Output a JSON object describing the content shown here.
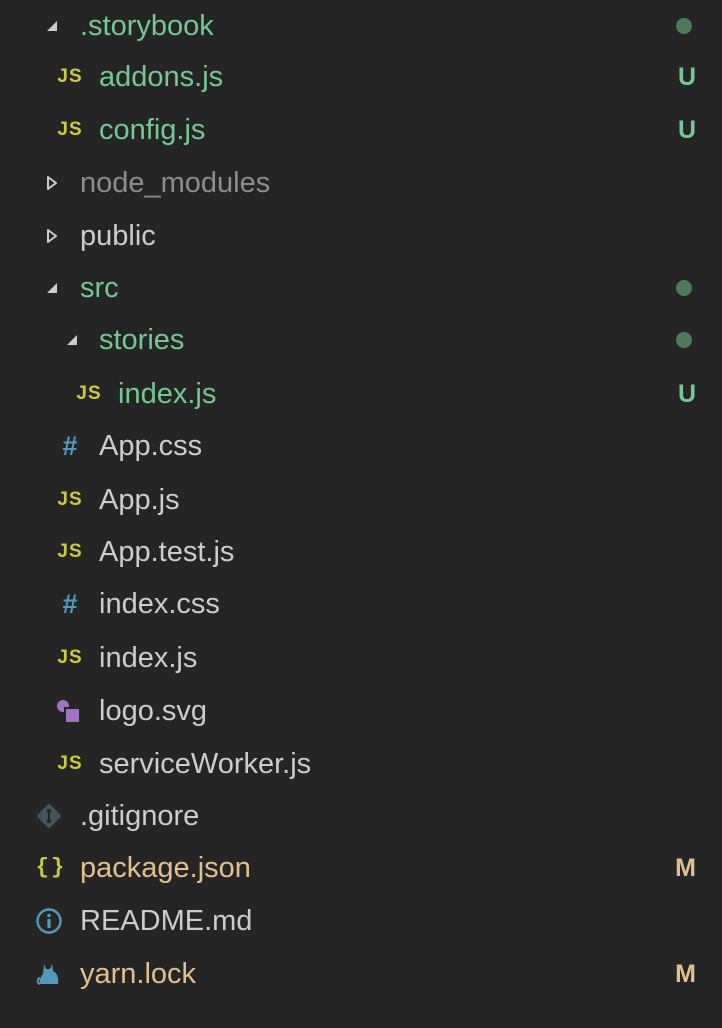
{
  "colors": {
    "background": "#252526",
    "untracked": "#73c991",
    "modified": "#e2c08d",
    "ignored": "#8c8c8c",
    "default": "#cccccc",
    "dot": "#4f7a5a"
  },
  "explorer": {
    "items": [
      {
        "name": ".storybook",
        "type": "folder",
        "expanded": true,
        "icon": "chevron-down-icon",
        "status": "dot"
      },
      {
        "name": "addons.js",
        "type": "file",
        "icon": "js-icon",
        "icon_text": "JS",
        "badge": "U"
      },
      {
        "name": "config.js",
        "type": "file",
        "icon": "js-icon",
        "icon_text": "JS",
        "badge": "U"
      },
      {
        "name": "node_modules",
        "type": "folder",
        "expanded": false,
        "icon": "chevron-right-icon"
      },
      {
        "name": "public",
        "type": "folder",
        "expanded": false,
        "icon": "chevron-right-icon"
      },
      {
        "name": "src",
        "type": "folder",
        "expanded": true,
        "icon": "chevron-down-icon",
        "status": "dot"
      },
      {
        "name": "stories",
        "type": "folder",
        "expanded": true,
        "icon": "chevron-down-icon",
        "status": "dot"
      },
      {
        "name": "index.js",
        "type": "file",
        "icon": "js-icon",
        "icon_text": "JS",
        "badge": "U"
      },
      {
        "name": "App.css",
        "type": "file",
        "icon": "css-hash-icon",
        "icon_text": "#"
      },
      {
        "name": "App.js",
        "type": "file",
        "icon": "js-icon",
        "icon_text": "JS"
      },
      {
        "name": "App.test.js",
        "type": "file",
        "icon": "js-icon",
        "icon_text": "JS"
      },
      {
        "name": "index.css",
        "type": "file",
        "icon": "css-hash-icon",
        "icon_text": "#"
      },
      {
        "name": "index.js",
        "type": "file",
        "icon": "js-icon",
        "icon_text": "JS"
      },
      {
        "name": "logo.svg",
        "type": "file",
        "icon": "svg-shapes-icon"
      },
      {
        "name": "serviceWorker.js",
        "type": "file",
        "icon": "js-icon",
        "icon_text": "JS"
      },
      {
        "name": ".gitignore",
        "type": "file",
        "icon": "git-icon"
      },
      {
        "name": "package.json",
        "type": "file",
        "icon": "json-braces-icon",
        "icon_text": "{}",
        "badge": "M"
      },
      {
        "name": "README.md",
        "type": "file",
        "icon": "info-icon"
      },
      {
        "name": "yarn.lock",
        "type": "file",
        "icon": "yarn-cat-icon",
        "badge": "M"
      }
    ]
  }
}
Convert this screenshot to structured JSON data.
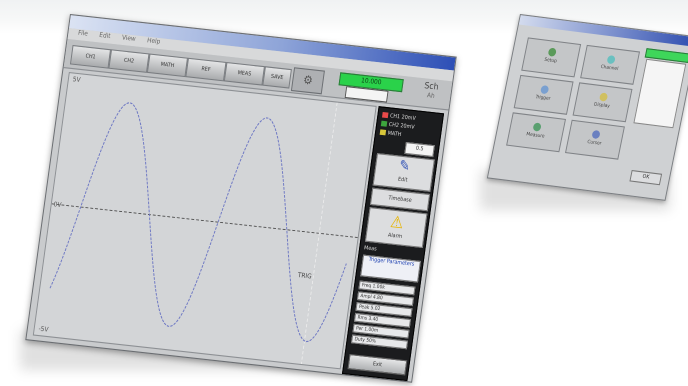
{
  "main_window": {
    "title": "",
    "menu": [
      "File",
      "Edit",
      "View",
      "Help"
    ],
    "toolbar_buttons": [
      "CH1",
      "CH2",
      "MATH",
      "REF",
      "MEAS",
      "SAVE"
    ],
    "brand": "Sch",
    "brand_sub": "Ah",
    "readout_value": "10.000",
    "plot": {
      "top_label": "5V",
      "zero_label": "0V",
      "bottom_label": "-5V",
      "trigger_label": "TRIG",
      "trace_color": "#6f79c4",
      "grid_color": "#4a4a4a"
    },
    "side_panel": {
      "legend": [
        "CH1 20mV",
        "CH2 20mV",
        "MATH"
      ],
      "legend_colors": [
        "#e94a4a",
        "#3da53d",
        "#d7c63a"
      ],
      "value_box": "0.5",
      "edit_label": "Edit",
      "mode_label": "Timebase",
      "warning_label": "Alarm",
      "meas_header": "Meas",
      "meas_title": "Trigger Parameters",
      "meas_rows": [
        "Freq 1.00k",
        "Ampl 4.80",
        "Peak 5.02",
        "Rms 3.40",
        "Per 1.00m",
        "Duty 50%"
      ],
      "exit_label": "Exit"
    }
  },
  "secondary_window": {
    "buttons": [
      "Setup",
      "Channel",
      "Trigger",
      "Display",
      "Measure",
      "Cursor"
    ],
    "button_colors": [
      "#5a9a5a",
      "#6ac0c0",
      "#7aa0d0",
      "#d0c060",
      "#5aa070",
      "#6a80c0"
    ],
    "ok_label": "OK"
  }
}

Requirements >> Leave every image out, and retype the material exactly.

Full response >>
Output a JSON object describing the content shown here.
{
  "colors": {
    "background": "#252526",
    "untracked": "#73c991",
    "modified": "#e2c08d",
    "ignored": "#8c8c8c",
    "default": "#cccccc",
    "dot": "#4f7a5a"
  },
  "explorer": {
    "items": [
      {
        "name": ".storybook",
        "type": "folder",
        "expanded": true,
        "icon": "chevron-down-icon",
        "status": "dot"
      },
      {
        "name": "addons.js",
        "type": "file",
        "icon": "js-icon",
        "icon_text": "JS",
        "badge": "U"
      },
      {
        "name": "config.js",
        "type": "file",
        "icon": "js-icon",
        "icon_text": "JS",
        "badge": "U"
      },
      {
        "name": "node_modules",
        "type": "folder",
        "expanded": false,
        "icon": "chevron-right-icon"
      },
      {
        "name": "public",
        "type": "folder",
        "expanded": false,
        "icon": "chevron-right-icon"
      },
      {
        "name": "src",
        "type": "folder",
        "expanded": true,
        "icon": "chevron-down-icon",
        "status": "dot"
      },
      {
        "name": "stories",
        "type": "folder",
        "expanded": true,
        "icon": "chevron-down-icon",
        "status": "dot"
      },
      {
        "name": "index.js",
        "type": "file",
        "icon": "js-icon",
        "icon_text": "JS",
        "badge": "U"
      },
      {
        "name": "App.css",
        "type": "file",
        "icon": "css-hash-icon",
        "icon_text": "#"
      },
      {
        "name": "App.js",
        "type": "file",
        "icon": "js-icon",
        "icon_text": "JS"
      },
      {
        "name": "App.test.js",
        "type": "file",
        "icon": "js-icon",
        "icon_text": "JS"
      },
      {
        "name": "index.css",
        "type": "file",
        "icon": "css-hash-icon",
        "icon_text": "#"
      },
      {
        "name": "index.js",
        "type": "file",
        "icon": "js-icon",
        "icon_text": "JS"
      },
      {
        "name": "logo.svg",
        "type": "file",
        "icon": "svg-shapes-icon"
      },
      {
        "name": "serviceWorker.js",
        "type": "file",
        "icon": "js-icon",
        "icon_text": "JS"
      },
      {
        "name": ".gitignore",
        "type": "file",
        "icon": "git-icon"
      },
      {
        "name": "package.json",
        "type": "file",
        "icon": "json-braces-icon",
        "icon_text": "{}",
        "badge": "M"
      },
      {
        "name": "README.md",
        "type": "file",
        "icon": "info-icon"
      },
      {
        "name": "yarn.lock",
        "type": "file",
        "icon": "yarn-cat-icon",
        "badge": "M"
      }
    ]
  }
}
Convert this screenshot to structured JSON data.
{
  "main_window": {
    "title": "",
    "menu": [
      "File",
      "Edit",
      "View",
      "Help"
    ],
    "toolbar_buttons": [
      "CH1",
      "CH2",
      "MATH",
      "REF",
      "MEAS",
      "SAVE"
    ],
    "brand": "Sch",
    "brand_sub": "Ah",
    "readout_value": "10.000",
    "plot": {
      "top_label": "5V",
      "zero_label": "0V",
      "bottom_label": "-5V",
      "trigger_label": "TRIG",
      "trace_color": "#6f79c4",
      "grid_color": "#4a4a4a"
    },
    "side_panel": {
      "legend": [
        "CH1 20mV",
        "CH2 20mV",
        "MATH"
      ],
      "legend_colors": [
        "#e94a4a",
        "#3da53d",
        "#d7c63a"
      ],
      "value_box": "0.5",
      "edit_label": "Edit",
      "mode_label": "Timebase",
      "warning_label": "Alarm",
      "meas_header": "Meas",
      "meas_title": "Trigger Parameters",
      "meas_rows": [
        "Freq 1.00k",
        "Ampl 4.80",
        "Peak 5.02",
        "Rms 3.40",
        "Per 1.00m",
        "Duty 50%"
      ],
      "exit_label": "Exit"
    }
  },
  "secondary_window": {
    "buttons": [
      "Setup",
      "Channel",
      "Trigger",
      "Display",
      "Measure",
      "Cursor"
    ],
    "button_colors": [
      "#5a9a5a",
      "#6ac0c0",
      "#7aa0d0",
      "#d0c060",
      "#5aa070",
      "#6a80c0"
    ],
    "ok_label": "OK"
  }
}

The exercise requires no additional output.